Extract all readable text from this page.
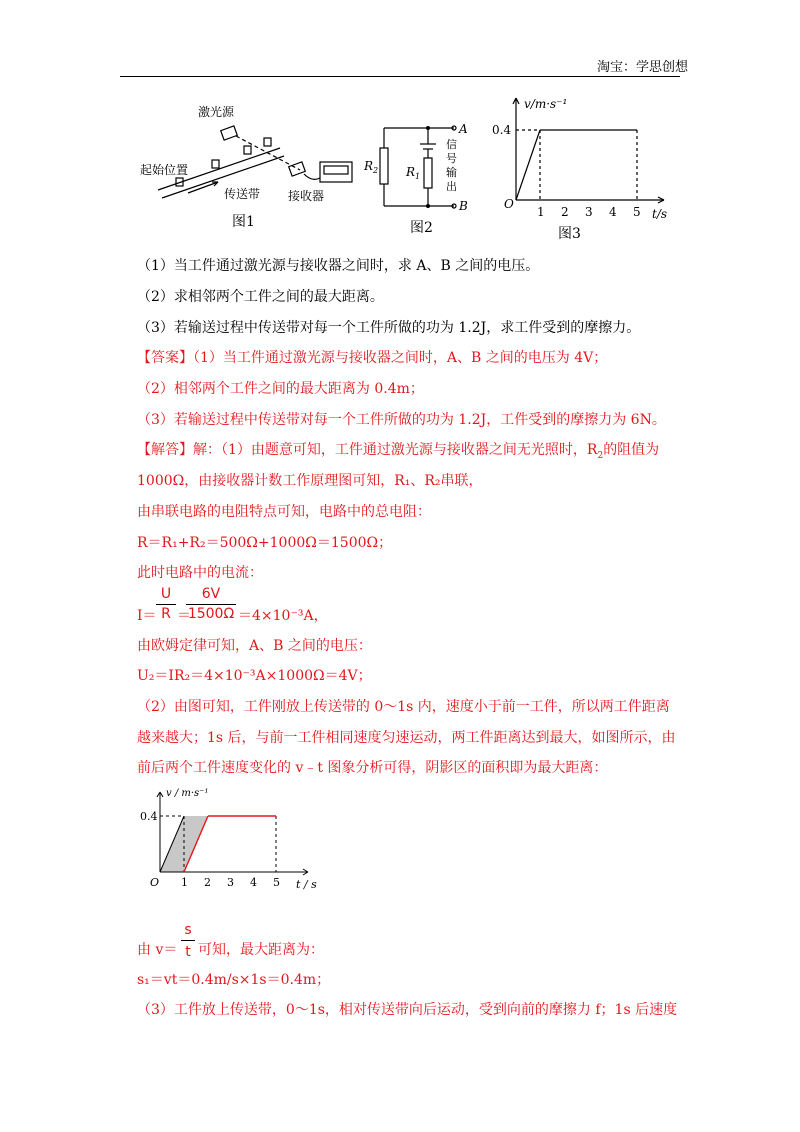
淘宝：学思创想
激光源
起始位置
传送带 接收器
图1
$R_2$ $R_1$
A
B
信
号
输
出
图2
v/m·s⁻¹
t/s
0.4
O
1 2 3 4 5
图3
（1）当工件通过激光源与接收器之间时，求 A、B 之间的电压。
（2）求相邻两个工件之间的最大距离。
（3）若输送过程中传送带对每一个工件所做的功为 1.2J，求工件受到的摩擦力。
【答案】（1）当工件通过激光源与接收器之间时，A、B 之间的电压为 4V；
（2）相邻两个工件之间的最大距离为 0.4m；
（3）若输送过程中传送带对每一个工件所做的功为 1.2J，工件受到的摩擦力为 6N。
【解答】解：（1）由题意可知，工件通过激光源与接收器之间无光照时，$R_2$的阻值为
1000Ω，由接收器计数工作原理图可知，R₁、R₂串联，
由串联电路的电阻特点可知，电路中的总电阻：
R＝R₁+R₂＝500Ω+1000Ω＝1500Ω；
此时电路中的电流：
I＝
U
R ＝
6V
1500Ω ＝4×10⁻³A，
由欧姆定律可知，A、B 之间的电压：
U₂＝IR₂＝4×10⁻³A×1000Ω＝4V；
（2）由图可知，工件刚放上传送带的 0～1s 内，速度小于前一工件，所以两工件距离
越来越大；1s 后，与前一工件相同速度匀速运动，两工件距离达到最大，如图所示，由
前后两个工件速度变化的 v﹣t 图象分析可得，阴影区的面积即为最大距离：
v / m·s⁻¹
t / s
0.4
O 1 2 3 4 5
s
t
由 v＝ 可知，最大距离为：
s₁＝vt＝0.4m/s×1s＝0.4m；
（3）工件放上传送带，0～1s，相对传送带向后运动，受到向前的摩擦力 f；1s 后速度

> _DESCRIPTION OF THE TASK_
Without including any pictures, print each record exactly.

> _SOLUTION TO THE PROBLEM_
Extract all readable text from this page.
淘宝：学思创想
激光源
起始位置
传送带 接收器
图1
$R_2$ $R_1$
A
B
信
号
输
出
图2
v/m·s⁻¹
t/s
0.4
O
1 2 3 4 5
图3
（1）当工件通过激光源与接收器之间时，求 A、B 之间的电压。
（2）求相邻两个工件之间的最大距离。
（3）若输送过程中传送带对每一个工件所做的功为 1.2J，求工件受到的摩擦力。
【答案】（1）当工件通过激光源与接收器之间时，A、B 之间的电压为 4V；
（2）相邻两个工件之间的最大距离为 0.4m；
（3）若输送过程中传送带对每一个工件所做的功为 1.2J，工件受到的摩擦力为 6N。
【解答】解：（1）由题意可知，工件通过激光源与接收器之间无光照时，$R_2$的阻值为
1000Ω，由接收器计数工作原理图可知，R₁、R₂串联，
由串联电路的电阻特点可知，电路中的总电阻：
R＝R₁+R₂＝500Ω+1000Ω＝1500Ω；
此时电路中的电流：
I＝
U
R ＝
6V
1500Ω ＝4×10⁻³A，
由欧姆定律可知，A、B 之间的电压：
U₂＝IR₂＝4×10⁻³A×1000Ω＝4V；
（2）由图可知，工件刚放上传送带的 0～1s 内，速度小于前一工件，所以两工件距离
越来越大；1s 后，与前一工件相同速度匀速运动，两工件距离达到最大，如图所示，由
前后两个工件速度变化的 v﹣t 图象分析可得，阴影区的面积即为最大距离：
v / m·s⁻¹
t / s
0.4
O 1 2 3 4 5
s
t
由 v＝ 可知，最大距离为：
s₁＝vt＝0.4m/s×1s＝0.4m；
（3）工件放上传送带，0～1s，相对传送带向后运动，受到向前的摩擦力 f；1s 后速度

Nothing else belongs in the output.